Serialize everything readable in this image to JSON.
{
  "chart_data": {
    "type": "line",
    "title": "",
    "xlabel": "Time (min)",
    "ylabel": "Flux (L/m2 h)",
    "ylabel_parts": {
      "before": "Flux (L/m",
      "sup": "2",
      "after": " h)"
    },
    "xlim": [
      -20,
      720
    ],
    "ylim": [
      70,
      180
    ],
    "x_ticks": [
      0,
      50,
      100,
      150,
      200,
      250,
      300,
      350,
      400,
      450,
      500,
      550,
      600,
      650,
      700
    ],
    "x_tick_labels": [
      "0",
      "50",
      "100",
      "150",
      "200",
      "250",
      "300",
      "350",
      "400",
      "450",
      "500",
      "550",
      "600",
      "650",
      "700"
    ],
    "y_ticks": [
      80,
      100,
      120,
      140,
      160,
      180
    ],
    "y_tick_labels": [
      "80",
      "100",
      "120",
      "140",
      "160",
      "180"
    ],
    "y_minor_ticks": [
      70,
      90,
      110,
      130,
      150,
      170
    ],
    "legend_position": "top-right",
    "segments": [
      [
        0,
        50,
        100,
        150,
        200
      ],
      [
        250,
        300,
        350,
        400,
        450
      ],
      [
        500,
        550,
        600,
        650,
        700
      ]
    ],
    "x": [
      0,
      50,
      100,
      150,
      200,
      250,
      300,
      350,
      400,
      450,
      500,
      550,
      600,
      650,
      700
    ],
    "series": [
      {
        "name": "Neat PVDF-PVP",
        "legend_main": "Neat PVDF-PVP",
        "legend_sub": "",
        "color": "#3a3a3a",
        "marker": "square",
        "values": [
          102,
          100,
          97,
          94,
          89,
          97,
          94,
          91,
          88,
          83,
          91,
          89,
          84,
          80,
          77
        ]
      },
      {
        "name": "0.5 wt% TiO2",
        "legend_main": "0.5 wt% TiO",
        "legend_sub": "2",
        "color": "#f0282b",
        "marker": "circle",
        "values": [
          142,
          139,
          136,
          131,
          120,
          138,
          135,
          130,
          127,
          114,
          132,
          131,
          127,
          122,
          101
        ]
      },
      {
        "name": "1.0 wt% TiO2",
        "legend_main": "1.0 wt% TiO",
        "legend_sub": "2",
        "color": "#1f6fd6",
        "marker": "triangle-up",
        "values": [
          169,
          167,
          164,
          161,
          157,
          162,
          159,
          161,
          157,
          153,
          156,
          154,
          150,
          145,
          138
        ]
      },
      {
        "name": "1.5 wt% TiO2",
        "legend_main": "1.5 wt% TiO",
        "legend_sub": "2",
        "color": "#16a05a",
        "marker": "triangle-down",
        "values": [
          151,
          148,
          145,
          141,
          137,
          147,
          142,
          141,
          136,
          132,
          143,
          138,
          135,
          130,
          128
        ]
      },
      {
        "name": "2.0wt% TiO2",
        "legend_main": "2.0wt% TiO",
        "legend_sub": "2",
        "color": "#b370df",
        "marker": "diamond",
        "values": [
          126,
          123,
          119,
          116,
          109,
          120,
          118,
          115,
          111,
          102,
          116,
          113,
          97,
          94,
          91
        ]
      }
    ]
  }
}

→ Instructions to follow:
Extract from the data every line where "PVDF" shows up.

→ Exercise answer:
        "name": "Neat PVDF-PVP",
        "legend_main": "Neat PVDF-PVP",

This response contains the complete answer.